• _Directions for this task_:
Write out the material exactly. Do not include the pictures.

• _Saved entries_:
++++++

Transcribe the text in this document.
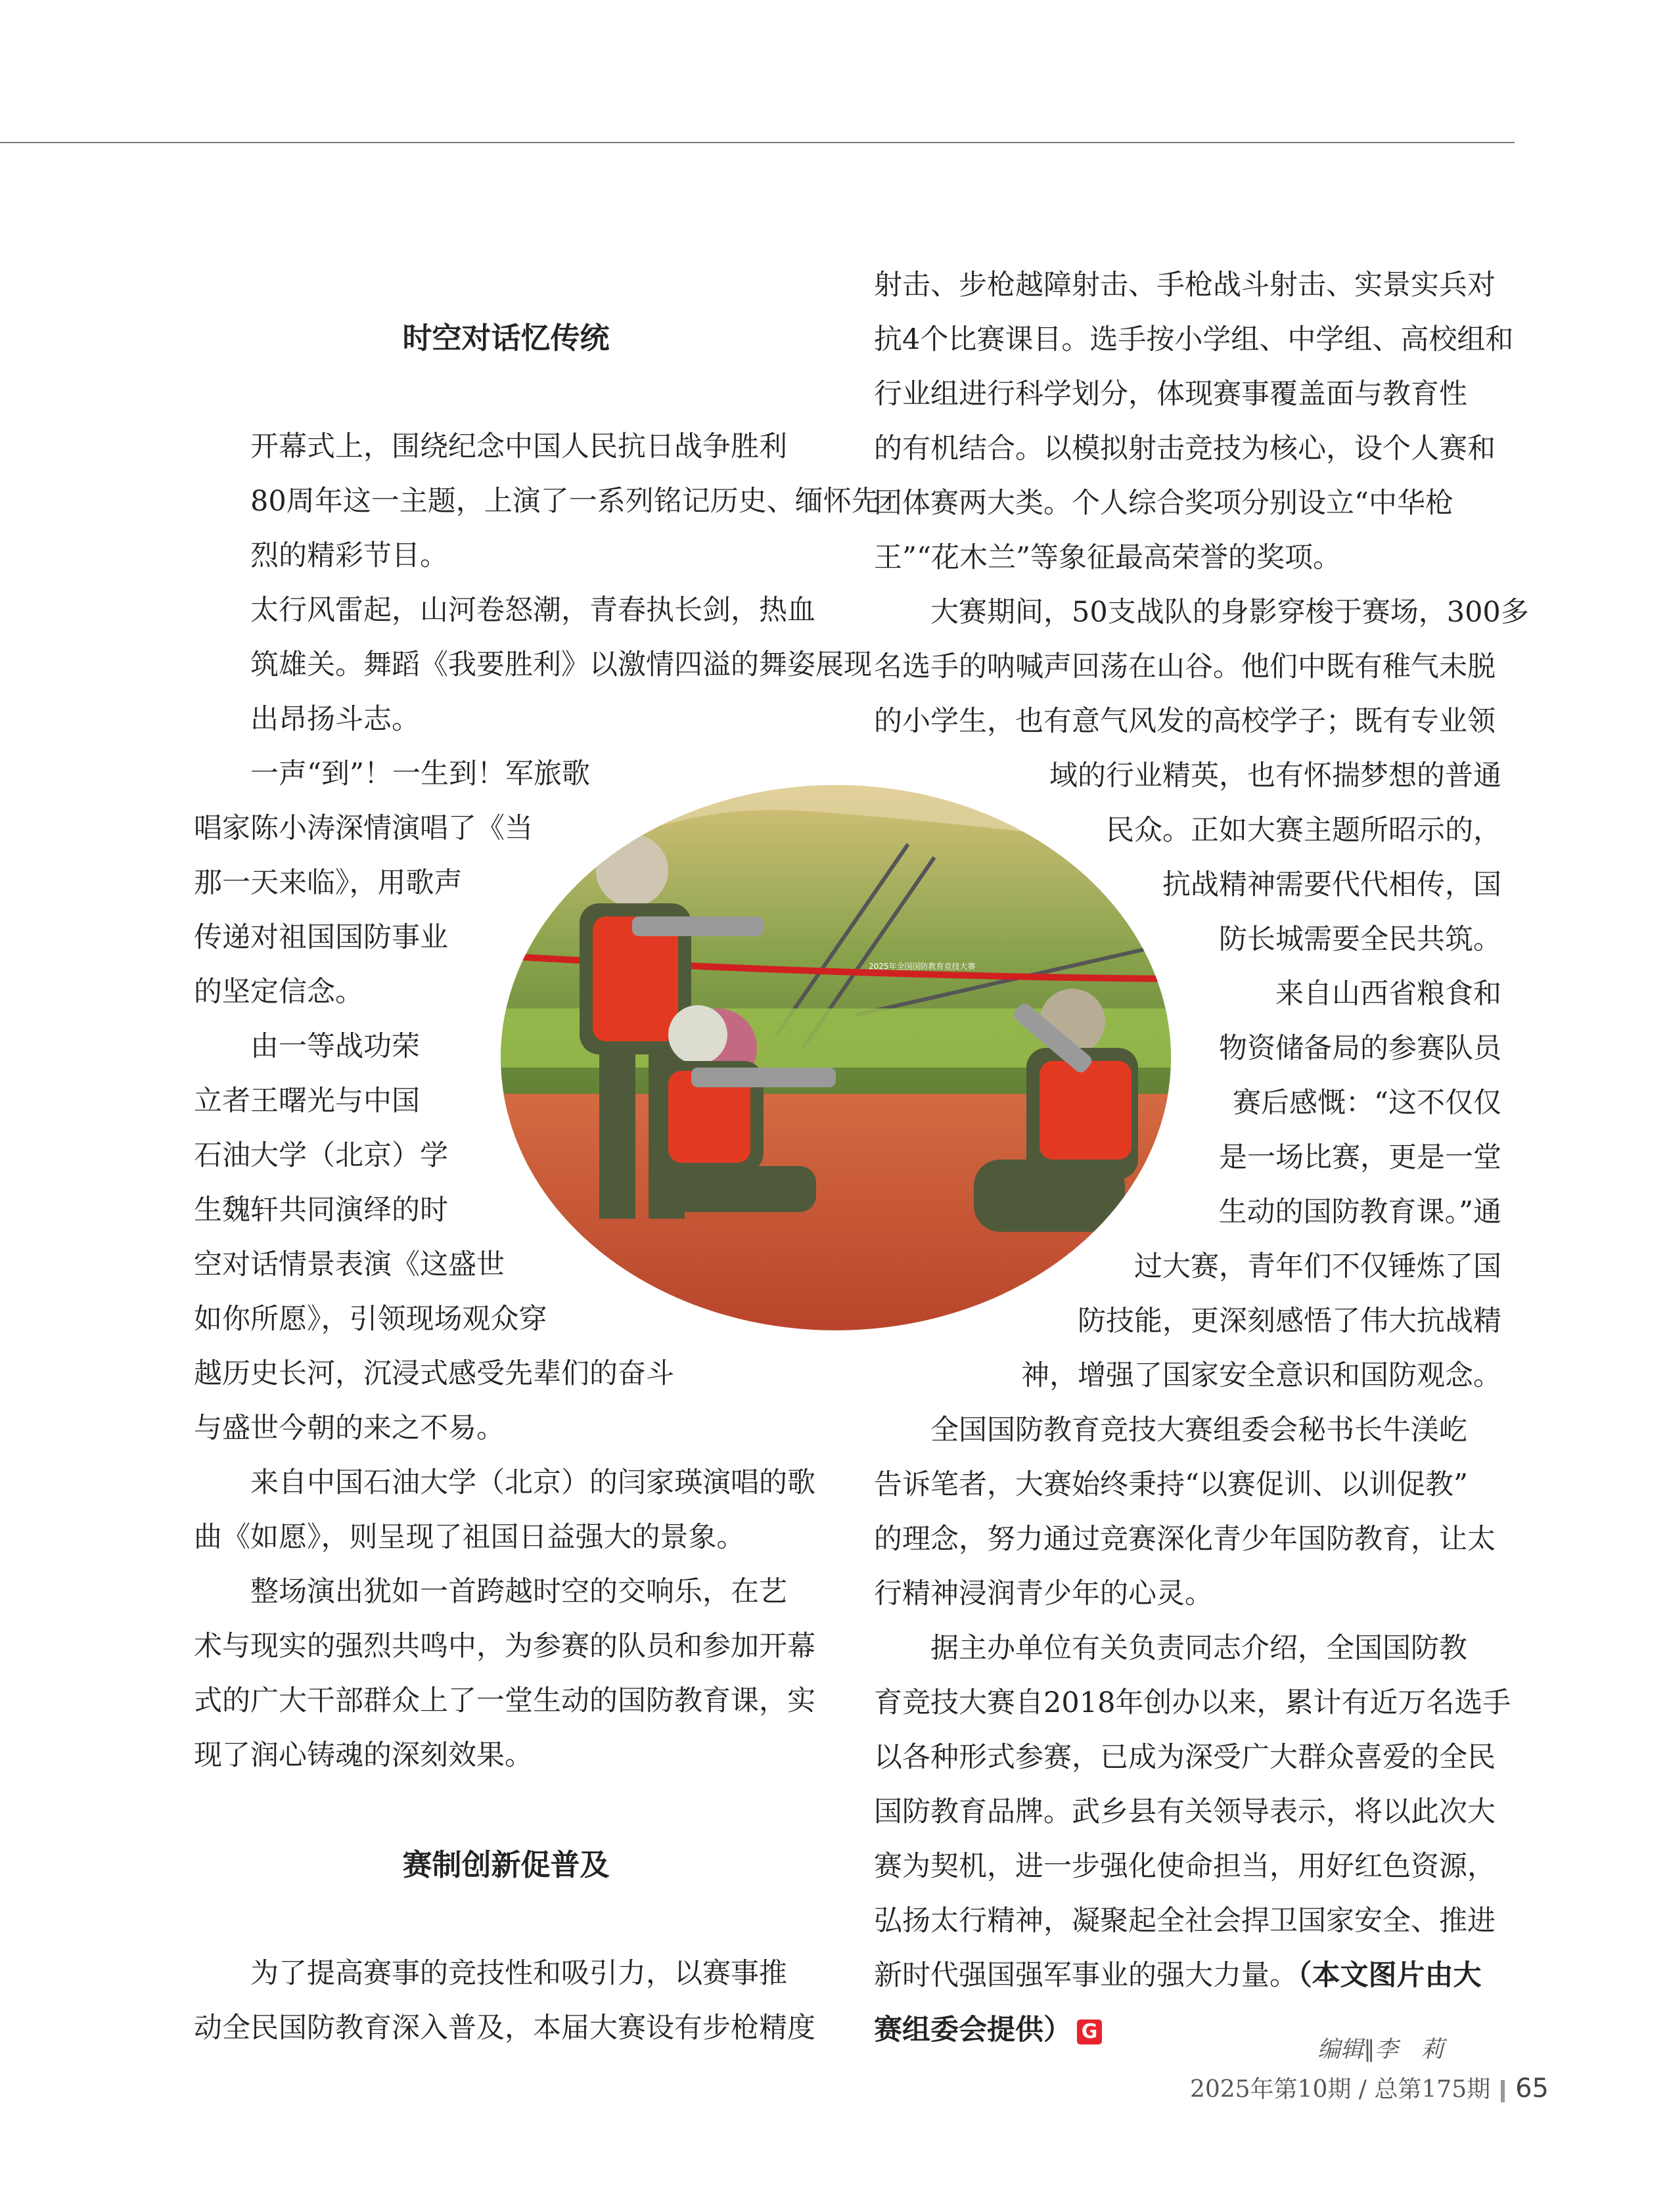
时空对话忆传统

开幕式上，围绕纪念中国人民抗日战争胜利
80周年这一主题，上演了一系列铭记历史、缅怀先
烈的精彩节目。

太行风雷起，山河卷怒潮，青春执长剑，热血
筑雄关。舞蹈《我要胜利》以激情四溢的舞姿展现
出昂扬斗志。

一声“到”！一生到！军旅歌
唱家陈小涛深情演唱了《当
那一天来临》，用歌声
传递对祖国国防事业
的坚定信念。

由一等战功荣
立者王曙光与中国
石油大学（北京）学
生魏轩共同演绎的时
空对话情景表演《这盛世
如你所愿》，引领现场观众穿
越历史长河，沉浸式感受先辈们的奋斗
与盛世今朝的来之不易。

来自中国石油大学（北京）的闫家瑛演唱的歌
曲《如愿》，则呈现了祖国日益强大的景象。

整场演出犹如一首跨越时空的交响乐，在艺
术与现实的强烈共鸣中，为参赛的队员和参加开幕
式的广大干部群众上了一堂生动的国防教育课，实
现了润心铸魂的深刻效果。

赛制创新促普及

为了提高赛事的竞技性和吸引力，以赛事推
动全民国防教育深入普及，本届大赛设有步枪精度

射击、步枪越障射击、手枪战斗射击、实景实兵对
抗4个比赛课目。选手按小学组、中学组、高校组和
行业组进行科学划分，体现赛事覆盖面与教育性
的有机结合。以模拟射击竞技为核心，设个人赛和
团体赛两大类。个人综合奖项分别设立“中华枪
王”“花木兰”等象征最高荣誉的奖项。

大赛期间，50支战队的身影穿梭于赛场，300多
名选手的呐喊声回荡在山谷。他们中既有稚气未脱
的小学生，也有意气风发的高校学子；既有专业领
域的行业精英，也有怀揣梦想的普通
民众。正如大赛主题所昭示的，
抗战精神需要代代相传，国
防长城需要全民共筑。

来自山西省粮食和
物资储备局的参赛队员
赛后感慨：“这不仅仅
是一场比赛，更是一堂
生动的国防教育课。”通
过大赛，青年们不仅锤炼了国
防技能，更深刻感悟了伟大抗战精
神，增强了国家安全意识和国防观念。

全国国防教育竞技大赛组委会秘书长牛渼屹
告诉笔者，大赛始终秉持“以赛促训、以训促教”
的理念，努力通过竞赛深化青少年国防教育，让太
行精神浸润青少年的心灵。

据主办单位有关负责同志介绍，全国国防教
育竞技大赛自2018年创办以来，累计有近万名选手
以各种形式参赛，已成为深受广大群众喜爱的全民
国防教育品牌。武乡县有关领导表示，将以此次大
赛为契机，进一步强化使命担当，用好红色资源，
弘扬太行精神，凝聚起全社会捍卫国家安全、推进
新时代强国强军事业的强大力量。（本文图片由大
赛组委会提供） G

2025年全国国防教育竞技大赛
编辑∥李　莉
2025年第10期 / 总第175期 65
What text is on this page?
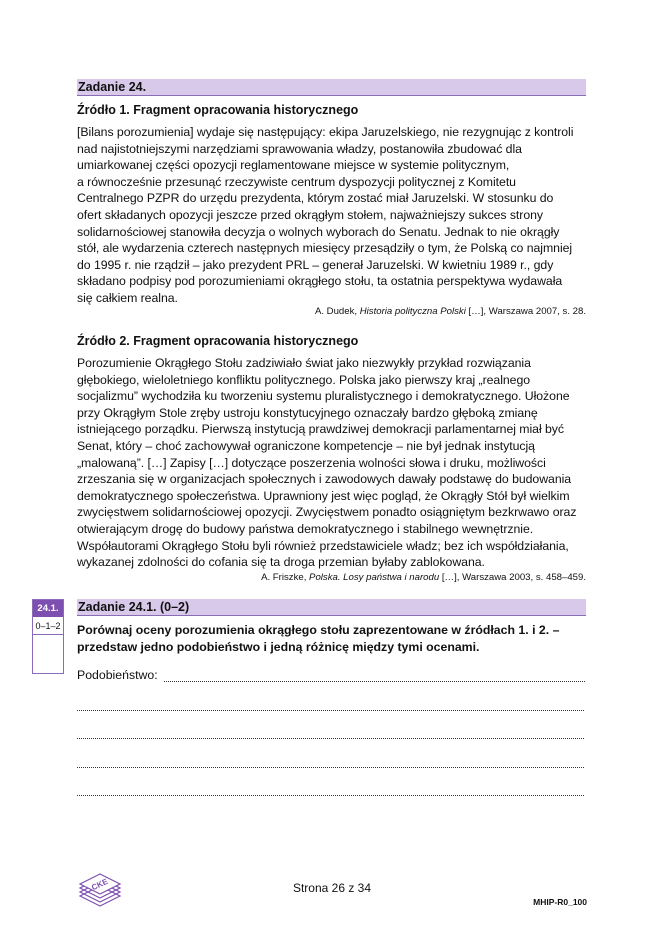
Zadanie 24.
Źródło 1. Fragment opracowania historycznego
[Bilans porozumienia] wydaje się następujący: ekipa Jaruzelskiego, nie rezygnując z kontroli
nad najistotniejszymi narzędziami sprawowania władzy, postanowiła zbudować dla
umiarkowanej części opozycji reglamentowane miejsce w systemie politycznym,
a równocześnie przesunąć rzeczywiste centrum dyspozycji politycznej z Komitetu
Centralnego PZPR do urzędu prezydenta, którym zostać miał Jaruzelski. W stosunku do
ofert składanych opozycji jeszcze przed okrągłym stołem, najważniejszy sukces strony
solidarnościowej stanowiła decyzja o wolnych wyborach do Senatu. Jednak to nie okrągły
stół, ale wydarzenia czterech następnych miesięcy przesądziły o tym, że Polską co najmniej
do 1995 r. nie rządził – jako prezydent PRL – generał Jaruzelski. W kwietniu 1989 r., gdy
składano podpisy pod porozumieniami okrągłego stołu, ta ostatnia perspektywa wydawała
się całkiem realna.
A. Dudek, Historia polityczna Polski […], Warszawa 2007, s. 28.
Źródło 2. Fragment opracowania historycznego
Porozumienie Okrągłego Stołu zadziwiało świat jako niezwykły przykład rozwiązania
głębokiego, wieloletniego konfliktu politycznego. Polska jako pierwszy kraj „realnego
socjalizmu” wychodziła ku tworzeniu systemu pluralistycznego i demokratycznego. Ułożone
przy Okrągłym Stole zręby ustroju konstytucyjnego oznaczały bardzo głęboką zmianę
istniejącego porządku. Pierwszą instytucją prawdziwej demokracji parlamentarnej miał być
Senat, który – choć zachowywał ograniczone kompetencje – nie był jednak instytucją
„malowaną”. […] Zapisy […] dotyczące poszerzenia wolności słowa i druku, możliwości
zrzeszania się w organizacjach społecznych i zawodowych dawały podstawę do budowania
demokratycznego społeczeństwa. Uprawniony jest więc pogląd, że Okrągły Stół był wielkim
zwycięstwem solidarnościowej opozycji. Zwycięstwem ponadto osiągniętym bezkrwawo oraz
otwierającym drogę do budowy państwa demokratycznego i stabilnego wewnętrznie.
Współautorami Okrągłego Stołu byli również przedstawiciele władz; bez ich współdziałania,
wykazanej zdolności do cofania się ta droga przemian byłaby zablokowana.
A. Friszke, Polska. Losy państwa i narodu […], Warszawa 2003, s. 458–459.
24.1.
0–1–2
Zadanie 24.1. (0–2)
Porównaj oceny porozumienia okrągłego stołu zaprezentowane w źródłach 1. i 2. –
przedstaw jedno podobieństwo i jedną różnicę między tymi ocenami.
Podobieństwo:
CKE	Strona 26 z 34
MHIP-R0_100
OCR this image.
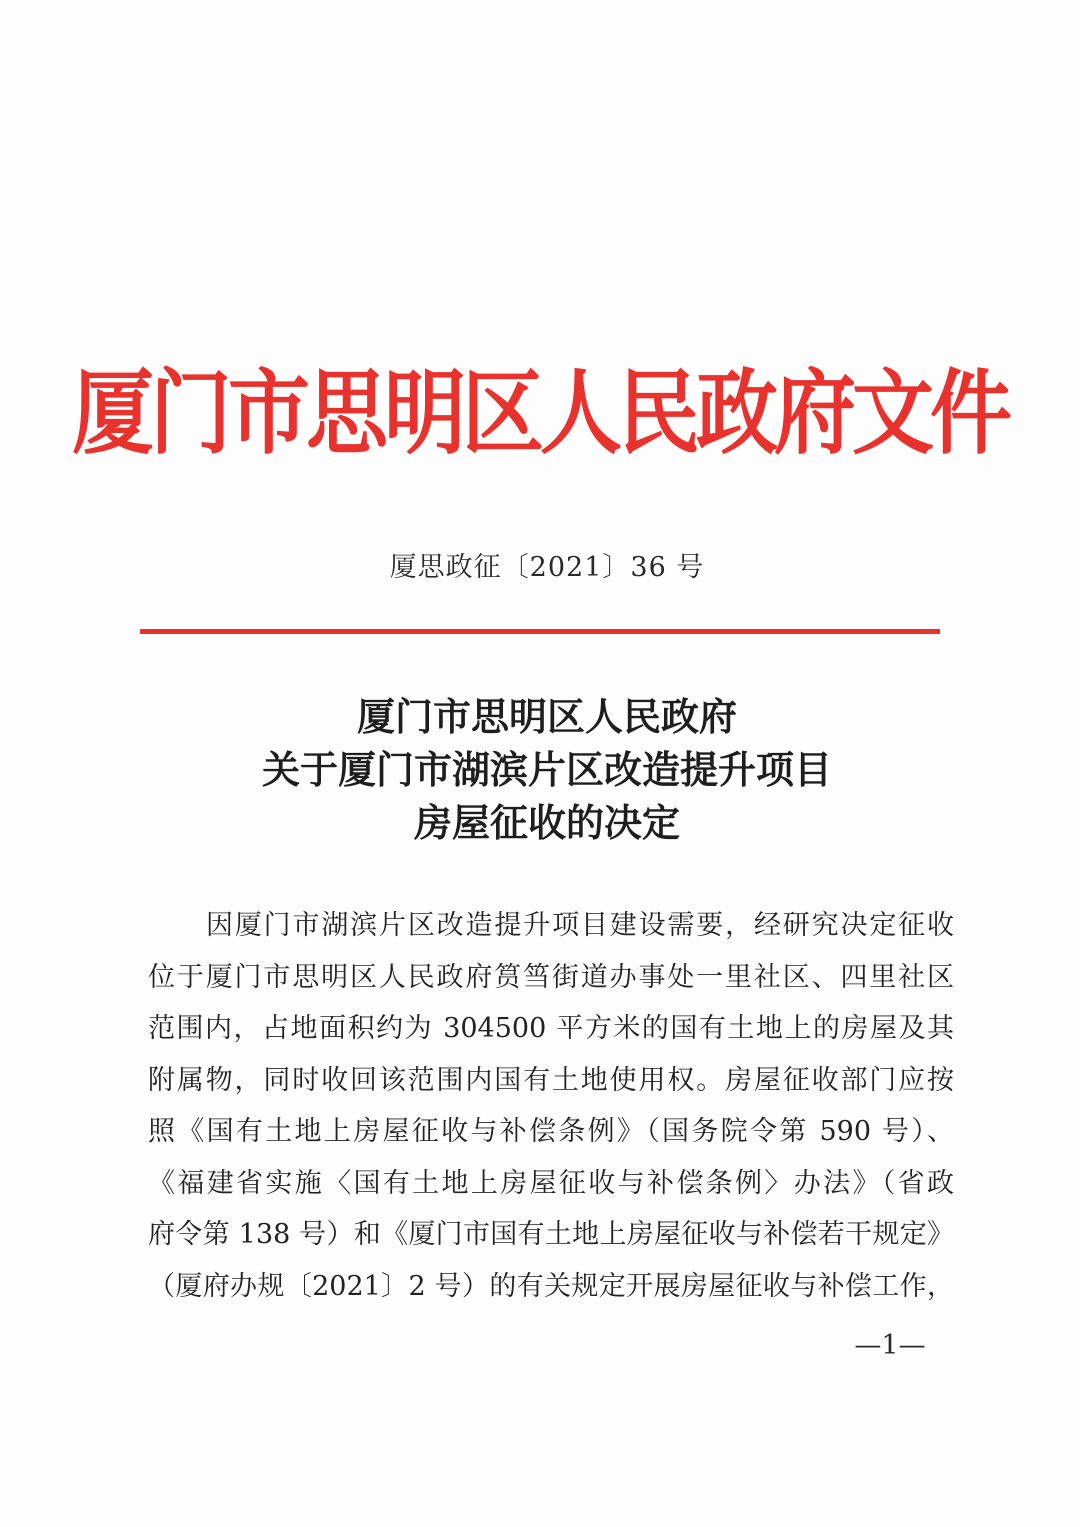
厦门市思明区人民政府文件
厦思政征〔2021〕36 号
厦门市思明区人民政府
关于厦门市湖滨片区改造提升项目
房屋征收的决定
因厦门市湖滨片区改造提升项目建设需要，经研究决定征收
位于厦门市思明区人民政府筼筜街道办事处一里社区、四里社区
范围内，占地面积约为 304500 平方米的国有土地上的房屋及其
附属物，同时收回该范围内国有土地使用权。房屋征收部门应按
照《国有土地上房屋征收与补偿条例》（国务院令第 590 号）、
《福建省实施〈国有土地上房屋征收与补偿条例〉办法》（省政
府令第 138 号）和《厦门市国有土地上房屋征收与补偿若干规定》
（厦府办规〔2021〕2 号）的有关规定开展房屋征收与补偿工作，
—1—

++++++

• _Full solution_:
Transcribe the text in this document.
时空对话忆传统

开幕式上，围绕纪念中国人民抗日战争胜利
80周年这一主题，上演了一系列铭记历史、缅怀先
烈的精彩节目。

太行风雷起，山河卷怒潮，青春执长剑，热血
筑雄关。舞蹈《我要胜利》以激情四溢的舞姿展现
出昂扬斗志。

一声“到”！一生到！军旅歌
唱家陈小涛深情演唱了《当
那一天来临》，用歌声
传递对祖国国防事业
的坚定信念。

由一等战功荣
立者王曙光与中国
石油大学（北京）学
生魏轩共同演绎的时
空对话情景表演《这盛世
如你所愿》，引领现场观众穿
越历史长河，沉浸式感受先辈们的奋斗
与盛世今朝的来之不易。

来自中国石油大学（北京）的闫家瑛演唱的歌
曲《如愿》，则呈现了祖国日益强大的景象。

整场演出犹如一首跨越时空的交响乐，在艺
术与现实的强烈共鸣中，为参赛的队员和参加开幕
式的广大干部群众上了一堂生动的国防教育课，实
现了润心铸魂的深刻效果。

赛制创新促普及

为了提高赛事的竞技性和吸引力，以赛事推
动全民国防教育深入普及，本届大赛设有步枪精度

射击、步枪越障射击、手枪战斗射击、实景实兵对
抗4个比赛课目。选手按小学组、中学组、高校组和
行业组进行科学划分，体现赛事覆盖面与教育性
的有机结合。以模拟射击竞技为核心，设个人赛和
团体赛两大类。个人综合奖项分别设立“中华枪
王”“花木兰”等象征最高荣誉的奖项。

大赛期间，50支战队的身影穿梭于赛场，300多
名选手的呐喊声回荡在山谷。他们中既有稚气未脱
的小学生，也有意气风发的高校学子；既有专业领
域的行业精英，也有怀揣梦想的普通
民众。正如大赛主题所昭示的，
抗战精神需要代代相传，国
防长城需要全民共筑。

来自山西省粮食和
物资储备局的参赛队员
赛后感慨：“这不仅仅
是一场比赛，更是一堂
生动的国防教育课。”通
过大赛，青年们不仅锤炼了国
防技能，更深刻感悟了伟大抗战精
神，增强了国家安全意识和国防观念。

全国国防教育竞技大赛组委会秘书长牛渼屹
告诉笔者，大赛始终秉持“以赛促训、以训促教”
的理念，努力通过竞赛深化青少年国防教育，让太
行精神浸润青少年的心灵。

据主办单位有关负责同志介绍，全国国防教
育竞技大赛自2018年创办以来，累计有近万名选手
以各种形式参赛，已成为深受广大群众喜爱的全民
国防教育品牌。武乡县有关领导表示，将以此次大
赛为契机，进一步强化使命担当，用好红色资源，
弘扬太行精神，凝聚起全社会捍卫国家安全、推进
新时代强国强军事业的强大力量。（本文图片由大
赛组委会提供） G

2025年全国国防教育竞技大赛
编辑∥李　莉
2025年第10期 / 总第175期 65
What text is on this page?
Zadanie 24.
Źródło 1. Fragment opracowania historycznego
[Bilans porozumienia] wydaje się następujący: ekipa Jaruzelskiego, nie rezygnując z kontroli
nad najistotniejszymi narzędziami sprawowania władzy, postanowiła zbudować dla
umiarkowanej części opozycji reglamentowane miejsce w systemie politycznym,
a równocześnie przesunąć rzeczywiste centrum dyspozycji politycznej z Komitetu
Centralnego PZPR do urzędu prezydenta, którym zostać miał Jaruzelski. W stosunku do
ofert składanych opozycji jeszcze przed okrągłym stołem, najważniejszy sukces strony
solidarnościowej stanowiła decyzja o wolnych wyborach do Senatu. Jednak to nie okrągły
stół, ale wydarzenia czterech następnych miesięcy przesądziły o tym, że Polską co najmniej
do 1995 r. nie rządził – jako prezydent PRL – generał Jaruzelski. W kwietniu 1989 r., gdy
składano podpisy pod porozumieniami okrągłego stołu, ta ostatnia perspektywa wydawała
się całkiem realna.
A. Dudek, Historia polityczna Polski […], Warszawa 2007, s. 28.
Źródło 2. Fragment opracowania historycznego
Porozumienie Okrągłego Stołu zadziwiało świat jako niezwykły przykład rozwiązania
głębokiego, wieloletniego konfliktu politycznego. Polska jako pierwszy kraj „realnego
socjalizmu” wychodziła ku tworzeniu systemu pluralistycznego i demokratycznego. Ułożone
przy Okrągłym Stole zręby ustroju konstytucyjnego oznaczały bardzo głęboką zmianę
istniejącego porządku. Pierwszą instytucją prawdziwej demokracji parlamentarnej miał być
Senat, który – choć zachowywał ograniczone kompetencje – nie był jednak instytucją
„malowaną”. […] Zapisy […] dotyczące poszerzenia wolności słowa i druku, możliwości
zrzeszania się w organizacjach społecznych i zawodowych dawały podstawę do budowania
demokratycznego społeczeństwa. Uprawniony jest więc pogląd, że Okrągły Stół był wielkim
zwycięstwem solidarnościowej opozycji. Zwycięstwem ponadto osiągniętym bezkrwawo oraz
otwierającym drogę do budowy państwa demokratycznego i stabilnego wewnętrznie.
Współautorami Okrągłego Stołu byli również przedstawiciele władz; bez ich współdziałania,
wykazanej zdolności do cofania się ta droga przemian byłaby zablokowana.
A. Friszke, Polska. Losy państwa i narodu […], Warszawa 2003, s. 458–459.
24.1.
0–1–2
Zadanie 24.1. (0–2)
Porównaj oceny porozumienia okrągłego stołu zaprezentowane w źródłach 1. i 2. –
przedstaw jedno podobieństwo i jedną różnicę między tymi ocenami.
Podobieństwo:
CKE	Strona 26 z 34
MHIP-R0_100
OCR this image.
厦门市思明区人民政府文件
厦思政征〔2021〕36 号
厦门市思明区人民政府
关于厦门市湖滨片区改造提升项目
房屋征收的决定
因厦门市湖滨片区改造提升项目建设需要，经研究决定征收
位于厦门市思明区人民政府筼筜街道办事处一里社区、四里社区
范围内，占地面积约为 304500 平方米的国有土地上的房屋及其
附属物，同时收回该范围内国有土地使用权。房屋征收部门应按
照《国有土地上房屋征收与补偿条例》（国务院令第 590 号）、
《福建省实施〈国有土地上房屋征收与补偿条例〉办法》（省政
府令第 138 号）和《厦门市国有土地上房屋征收与补偿若干规定》
（厦府办规〔2021〕2 号）的有关规定开展房屋征收与补偿工作，
—1—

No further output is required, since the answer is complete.